** START Data rows **

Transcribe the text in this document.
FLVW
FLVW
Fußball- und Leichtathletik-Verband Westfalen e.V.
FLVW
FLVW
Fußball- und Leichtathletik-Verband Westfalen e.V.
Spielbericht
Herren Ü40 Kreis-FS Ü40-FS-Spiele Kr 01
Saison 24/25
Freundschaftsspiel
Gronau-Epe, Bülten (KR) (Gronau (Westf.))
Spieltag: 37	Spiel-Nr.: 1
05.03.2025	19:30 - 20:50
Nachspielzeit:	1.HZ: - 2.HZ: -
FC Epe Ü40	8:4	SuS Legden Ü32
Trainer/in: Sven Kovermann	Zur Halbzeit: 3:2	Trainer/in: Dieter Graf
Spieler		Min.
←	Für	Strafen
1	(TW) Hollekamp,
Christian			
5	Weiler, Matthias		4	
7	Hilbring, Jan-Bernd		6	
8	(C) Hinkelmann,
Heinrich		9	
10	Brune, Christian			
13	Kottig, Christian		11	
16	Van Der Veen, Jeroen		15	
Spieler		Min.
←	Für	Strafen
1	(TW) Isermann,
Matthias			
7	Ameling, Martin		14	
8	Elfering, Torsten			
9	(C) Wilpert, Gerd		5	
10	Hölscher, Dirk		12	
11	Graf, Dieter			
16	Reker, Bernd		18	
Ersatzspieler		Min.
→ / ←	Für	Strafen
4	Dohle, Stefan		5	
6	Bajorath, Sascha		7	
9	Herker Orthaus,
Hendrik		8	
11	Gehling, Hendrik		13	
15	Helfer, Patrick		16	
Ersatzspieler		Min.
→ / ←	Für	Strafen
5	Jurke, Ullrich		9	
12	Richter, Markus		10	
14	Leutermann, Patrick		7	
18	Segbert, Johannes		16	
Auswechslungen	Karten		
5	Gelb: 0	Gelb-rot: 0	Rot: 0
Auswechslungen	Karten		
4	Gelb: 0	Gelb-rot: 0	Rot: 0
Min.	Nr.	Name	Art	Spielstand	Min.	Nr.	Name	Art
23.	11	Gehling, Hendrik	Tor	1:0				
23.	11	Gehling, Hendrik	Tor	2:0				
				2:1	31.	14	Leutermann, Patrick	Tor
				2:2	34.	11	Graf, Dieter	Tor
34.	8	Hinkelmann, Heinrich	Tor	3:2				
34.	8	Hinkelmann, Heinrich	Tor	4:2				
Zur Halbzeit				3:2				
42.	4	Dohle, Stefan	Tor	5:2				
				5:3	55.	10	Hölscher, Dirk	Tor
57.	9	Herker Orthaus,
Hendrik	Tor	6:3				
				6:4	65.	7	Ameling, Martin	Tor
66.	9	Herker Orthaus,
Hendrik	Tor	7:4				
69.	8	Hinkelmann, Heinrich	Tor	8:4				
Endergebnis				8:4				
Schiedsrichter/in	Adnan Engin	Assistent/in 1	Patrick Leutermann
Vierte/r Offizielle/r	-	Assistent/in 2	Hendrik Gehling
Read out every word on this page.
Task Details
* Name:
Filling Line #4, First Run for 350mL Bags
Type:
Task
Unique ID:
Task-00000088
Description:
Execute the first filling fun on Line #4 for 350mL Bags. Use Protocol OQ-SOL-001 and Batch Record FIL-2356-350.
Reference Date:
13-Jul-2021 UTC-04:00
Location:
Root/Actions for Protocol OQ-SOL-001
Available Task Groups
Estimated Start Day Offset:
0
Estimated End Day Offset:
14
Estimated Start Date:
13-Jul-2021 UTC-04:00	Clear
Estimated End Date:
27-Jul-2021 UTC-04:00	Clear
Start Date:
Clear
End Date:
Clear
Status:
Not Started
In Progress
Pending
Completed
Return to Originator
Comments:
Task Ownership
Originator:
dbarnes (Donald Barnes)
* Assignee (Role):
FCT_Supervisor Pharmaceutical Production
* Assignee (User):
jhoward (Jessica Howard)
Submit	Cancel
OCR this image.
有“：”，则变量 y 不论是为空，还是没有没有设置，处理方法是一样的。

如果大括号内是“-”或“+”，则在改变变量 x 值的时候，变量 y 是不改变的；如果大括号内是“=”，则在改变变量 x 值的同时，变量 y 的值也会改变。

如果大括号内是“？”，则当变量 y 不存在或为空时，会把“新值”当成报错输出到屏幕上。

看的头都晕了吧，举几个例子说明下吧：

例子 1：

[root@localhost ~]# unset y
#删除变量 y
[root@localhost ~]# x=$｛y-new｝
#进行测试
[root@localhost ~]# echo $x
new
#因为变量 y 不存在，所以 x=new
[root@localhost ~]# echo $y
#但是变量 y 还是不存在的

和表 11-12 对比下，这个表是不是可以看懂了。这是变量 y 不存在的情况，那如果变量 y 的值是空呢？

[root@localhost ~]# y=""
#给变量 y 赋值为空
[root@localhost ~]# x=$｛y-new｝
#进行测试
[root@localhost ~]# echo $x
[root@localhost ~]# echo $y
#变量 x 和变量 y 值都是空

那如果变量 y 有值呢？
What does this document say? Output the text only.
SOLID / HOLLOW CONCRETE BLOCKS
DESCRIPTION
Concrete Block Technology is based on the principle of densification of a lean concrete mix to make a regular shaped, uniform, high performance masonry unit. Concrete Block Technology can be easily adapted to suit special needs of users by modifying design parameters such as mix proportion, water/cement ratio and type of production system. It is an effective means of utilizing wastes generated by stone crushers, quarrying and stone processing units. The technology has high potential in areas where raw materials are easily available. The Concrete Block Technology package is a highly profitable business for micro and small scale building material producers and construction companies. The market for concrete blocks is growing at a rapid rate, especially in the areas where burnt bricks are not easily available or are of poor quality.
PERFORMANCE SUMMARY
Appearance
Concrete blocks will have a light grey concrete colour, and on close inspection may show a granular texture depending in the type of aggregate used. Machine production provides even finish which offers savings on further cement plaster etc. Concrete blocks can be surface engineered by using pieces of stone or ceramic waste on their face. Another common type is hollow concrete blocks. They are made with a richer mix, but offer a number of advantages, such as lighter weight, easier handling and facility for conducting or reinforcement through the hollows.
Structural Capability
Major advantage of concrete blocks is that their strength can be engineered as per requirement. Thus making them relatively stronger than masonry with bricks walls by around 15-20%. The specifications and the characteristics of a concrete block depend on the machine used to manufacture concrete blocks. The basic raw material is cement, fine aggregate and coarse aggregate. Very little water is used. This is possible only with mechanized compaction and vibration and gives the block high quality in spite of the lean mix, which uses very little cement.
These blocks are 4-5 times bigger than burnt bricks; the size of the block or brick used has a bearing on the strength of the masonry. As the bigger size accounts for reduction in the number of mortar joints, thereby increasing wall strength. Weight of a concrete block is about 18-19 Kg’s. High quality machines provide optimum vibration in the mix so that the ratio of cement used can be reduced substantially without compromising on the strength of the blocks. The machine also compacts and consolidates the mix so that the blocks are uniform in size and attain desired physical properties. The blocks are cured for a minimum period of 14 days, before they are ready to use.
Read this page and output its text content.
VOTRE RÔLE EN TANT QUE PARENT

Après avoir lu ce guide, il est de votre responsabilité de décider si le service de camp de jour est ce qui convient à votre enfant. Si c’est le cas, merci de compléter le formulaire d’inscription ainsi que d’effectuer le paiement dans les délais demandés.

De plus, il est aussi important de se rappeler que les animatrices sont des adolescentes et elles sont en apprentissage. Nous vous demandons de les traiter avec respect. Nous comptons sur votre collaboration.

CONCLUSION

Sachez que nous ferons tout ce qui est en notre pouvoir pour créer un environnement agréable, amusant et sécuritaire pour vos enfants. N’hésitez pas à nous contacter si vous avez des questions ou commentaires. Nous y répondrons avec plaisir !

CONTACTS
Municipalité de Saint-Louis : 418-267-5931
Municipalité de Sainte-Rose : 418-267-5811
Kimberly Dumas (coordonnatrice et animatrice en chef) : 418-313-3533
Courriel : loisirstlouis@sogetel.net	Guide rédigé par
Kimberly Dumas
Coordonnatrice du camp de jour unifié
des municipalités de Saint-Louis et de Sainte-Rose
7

** END Data rows **

• Objective
Working from the entries above, return all lines that contain "Graf".

• Written reply
Trainer/in: Sven Kovermann	Zur Halbzeit: 3:2	Trainer/in: Dieter Graf
11	Graf, Dieter			
				2:2	34.	11	Graf, Dieter	Tor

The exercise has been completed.